**Records for this exercise**:
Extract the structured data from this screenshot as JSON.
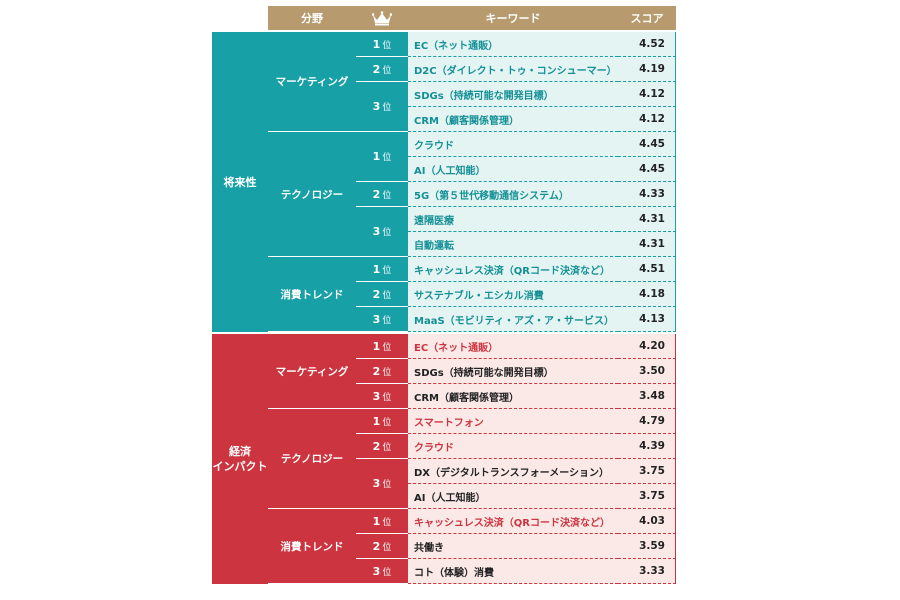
{
  "header": {
    "field": "分野",
    "rank_icon": "crown-icon",
    "keyword": "キーワード",
    "score": "スコア"
  },
  "colors": {
    "header": "#b79a6d",
    "teal": "#17a0a6",
    "red": "#cc3540",
    "teal_cell": "#e4f4f3",
    "red_cell": "#fbe9e8"
  },
  "sections": [
    {
      "label_lines": [
        "将来性"
      ],
      "fields": [
        {
          "name": "マーケティング",
          "ranks": [
            {
              "rank": "1",
              "unit": "位",
              "items": [
                {
                  "keyword": "EC（ネット通販）",
                  "score": "4.52"
                }
              ]
            },
            {
              "rank": "2",
              "unit": "位",
              "items": [
                {
                  "keyword": "D2C（ダイレクト・トゥ・コンシューマー）",
                  "score": "4.19"
                }
              ]
            },
            {
              "rank": "3",
              "unit": "位",
              "items": [
                {
                  "keyword": "SDGs（持続可能な開発目標）",
                  "score": "4.12"
                },
                {
                  "keyword": "CRM（顧客関係管理）",
                  "score": "4.12"
                }
              ]
            }
          ]
        },
        {
          "name": "テクノロジー",
          "ranks": [
            {
              "rank": "1",
              "unit": "位",
              "items": [
                {
                  "keyword": "クラウド",
                  "score": "4.45"
                },
                {
                  "keyword": "AI（人工知能）",
                  "score": "4.45"
                }
              ]
            },
            {
              "rank": "2",
              "unit": "位",
              "items": [
                {
                  "keyword": "5G（第５世代移動通信システム）",
                  "score": "4.33"
                }
              ]
            },
            {
              "rank": "3",
              "unit": "位",
              "items": [
                {
                  "keyword": "遠隔医療",
                  "score": "4.31"
                },
                {
                  "keyword": "自動運転",
                  "score": "4.31"
                }
              ]
            }
          ]
        },
        {
          "name": "消費トレンド",
          "ranks": [
            {
              "rank": "1",
              "unit": "位",
              "items": [
                {
                  "keyword": "キャッシュレス決済（QRコード決済など）",
                  "score": "4.51"
                }
              ]
            },
            {
              "rank": "2",
              "unit": "位",
              "items": [
                {
                  "keyword": "サステナブル・エシカル消費",
                  "score": "4.18"
                }
              ]
            },
            {
              "rank": "3",
              "unit": "位",
              "items": [
                {
                  "keyword": "MaaS（モビリティ・アズ・ア・サービス）",
                  "score": "4.13"
                }
              ]
            }
          ]
        }
      ]
    },
    {
      "label_lines": [
        "経済",
        "インパクト"
      ],
      "fields": [
        {
          "name": "マーケティング",
          "ranks": [
            {
              "rank": "1",
              "unit": "位",
              "items": [
                {
                  "keyword": "EC（ネット通販）",
                  "score": "4.20"
                }
              ]
            },
            {
              "rank": "2",
              "unit": "位",
              "items": [
                {
                  "keyword": "SDGs（持続可能な開発目標）",
                  "score": "3.50"
                }
              ]
            },
            {
              "rank": "3",
              "unit": "位",
              "items": [
                {
                  "keyword": "CRM（顧客関係管理）",
                  "score": "3.48"
                }
              ]
            }
          ]
        },
        {
          "name": "テクノロジー",
          "ranks": [
            {
              "rank": "1",
              "unit": "位",
              "items": [
                {
                  "keyword": "スマートフォン",
                  "score": "4.79"
                }
              ]
            },
            {
              "rank": "2",
              "unit": "位",
              "items": [
                {
                  "keyword": "クラウド",
                  "score": "4.39"
                }
              ]
            },
            {
              "rank": "3",
              "unit": "位",
              "items": [
                {
                  "keyword": "DX（デジタルトランスフォーメーション）",
                  "score": "3.75"
                },
                {
                  "keyword": "AI（人工知能）",
                  "score": "3.75"
                }
              ]
            }
          ]
        },
        {
          "name": "消費トレンド",
          "ranks": [
            {
              "rank": "1",
              "unit": "位",
              "items": [
                {
                  "keyword": "キャッシュレス決済（QRコード決済など）",
                  "score": "4.03"
                }
              ]
            },
            {
              "rank": "2",
              "unit": "位",
              "items": [
                {
                  "keyword": "共働き",
                  "score": "3.59"
                }
              ]
            },
            {
              "rank": "3",
              "unit": "位",
              "items": [
                {
                  "keyword": "コト（体験）消費",
                  "score": "3.33"
                }
              ]
            }
          ]
        }
      ]
    }
  ]
}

**Task directions**: Copy out the data above exactly, except the pictures.

**Answer to the exercise**:
Extract the structured data from this screenshot as JSON.
{
  "header": {
    "field": "分野",
    "rank_icon": "crown-icon",
    "keyword": "キーワード",
    "score": "スコア"
  },
  "colors": {
    "header": "#b79a6d",
    "teal": "#17a0a6",
    "red": "#cc3540",
    "teal_cell": "#e4f4f3",
    "red_cell": "#fbe9e8"
  },
  "sections": [
    {
      "label_lines": [
        "将来性"
      ],
      "fields": [
        {
          "name": "マーケティング",
          "ranks": [
            {
              "rank": "1",
              "unit": "位",
              "items": [
                {
                  "keyword": "EC（ネット通販）",
                  "score": "4.52"
                }
              ]
            },
            {
              "rank": "2",
              "unit": "位",
              "items": [
                {
                  "keyword": "D2C（ダイレクト・トゥ・コンシューマー）",
                  "score": "4.19"
                }
              ]
            },
            {
              "rank": "3",
              "unit": "位",
              "items": [
                {
                  "keyword": "SDGs（持続可能な開発目標）",
                  "score": "4.12"
                },
                {
                  "keyword": "CRM（顧客関係管理）",
                  "score": "4.12"
                }
              ]
            }
          ]
        },
        {
          "name": "テクノロジー",
          "ranks": [
            {
              "rank": "1",
              "unit": "位",
              "items": [
                {
                  "keyword": "クラウド",
                  "score": "4.45"
                },
                {
                  "keyword": "AI（人工知能）",
                  "score": "4.45"
                }
              ]
            },
            {
              "rank": "2",
              "unit": "位",
              "items": [
                {
                  "keyword": "5G（第５世代移動通信システム）",
                  "score": "4.33"
                }
              ]
            },
            {
              "rank": "3",
              "unit": "位",
              "items": [
                {
                  "keyword": "遠隔医療",
                  "score": "4.31"
                },
                {
                  "keyword": "自動運転",
                  "score": "4.31"
                }
              ]
            }
          ]
        },
        {
          "name": "消費トレンド",
          "ranks": [
            {
              "rank": "1",
              "unit": "位",
              "items": [
                {
                  "keyword": "キャッシュレス決済（QRコード決済など）",
                  "score": "4.51"
                }
              ]
            },
            {
              "rank": "2",
              "unit": "位",
              "items": [
                {
                  "keyword": "サステナブル・エシカル消費",
                  "score": "4.18"
                }
              ]
            },
            {
              "rank": "3",
              "unit": "位",
              "items": [
                {
                  "keyword": "MaaS（モビリティ・アズ・ア・サービス）",
                  "score": "4.13"
                }
              ]
            }
          ]
        }
      ]
    },
    {
      "label_lines": [
        "経済",
        "インパクト"
      ],
      "fields": [
        {
          "name": "マーケティング",
          "ranks": [
            {
              "rank": "1",
              "unit": "位",
              "items": [
                {
                  "keyword": "EC（ネット通販）",
                  "score": "4.20"
                }
              ]
            },
            {
              "rank": "2",
              "unit": "位",
              "items": [
                {
                  "keyword": "SDGs（持続可能な開発目標）",
                  "score": "3.50"
                }
              ]
            },
            {
              "rank": "3",
              "unit": "位",
              "items": [
                {
                  "keyword": "CRM（顧客関係管理）",
                  "score": "3.48"
                }
              ]
            }
          ]
        },
        {
          "name": "テクノロジー",
          "ranks": [
            {
              "rank": "1",
              "unit": "位",
              "items": [
                {
                  "keyword": "スマートフォン",
                  "score": "4.79"
                }
              ]
            },
            {
              "rank": "2",
              "unit": "位",
              "items": [
                {
                  "keyword": "クラウド",
                  "score": "4.39"
                }
              ]
            },
            {
              "rank": "3",
              "unit": "位",
              "items": [
                {
                  "keyword": "DX（デジタルトランスフォーメーション）",
                  "score": "3.75"
                },
                {
                  "keyword": "AI（人工知能）",
                  "score": "3.75"
                }
              ]
            }
          ]
        },
        {
          "name": "消費トレンド",
          "ranks": [
            {
              "rank": "1",
              "unit": "位",
              "items": [
                {
                  "keyword": "キャッシュレス決済（QRコード決済など）",
                  "score": "4.03"
                }
              ]
            },
            {
              "rank": "2",
              "unit": "位",
              "items": [
                {
                  "keyword": "共働き",
                  "score": "3.59"
                }
              ]
            },
            {
              "rank": "3",
              "unit": "位",
              "items": [
                {
                  "keyword": "コト（体験）消費",
                  "score": "3.33"
                }
              ]
            }
          ]
        }
      ]
    }
  ]
}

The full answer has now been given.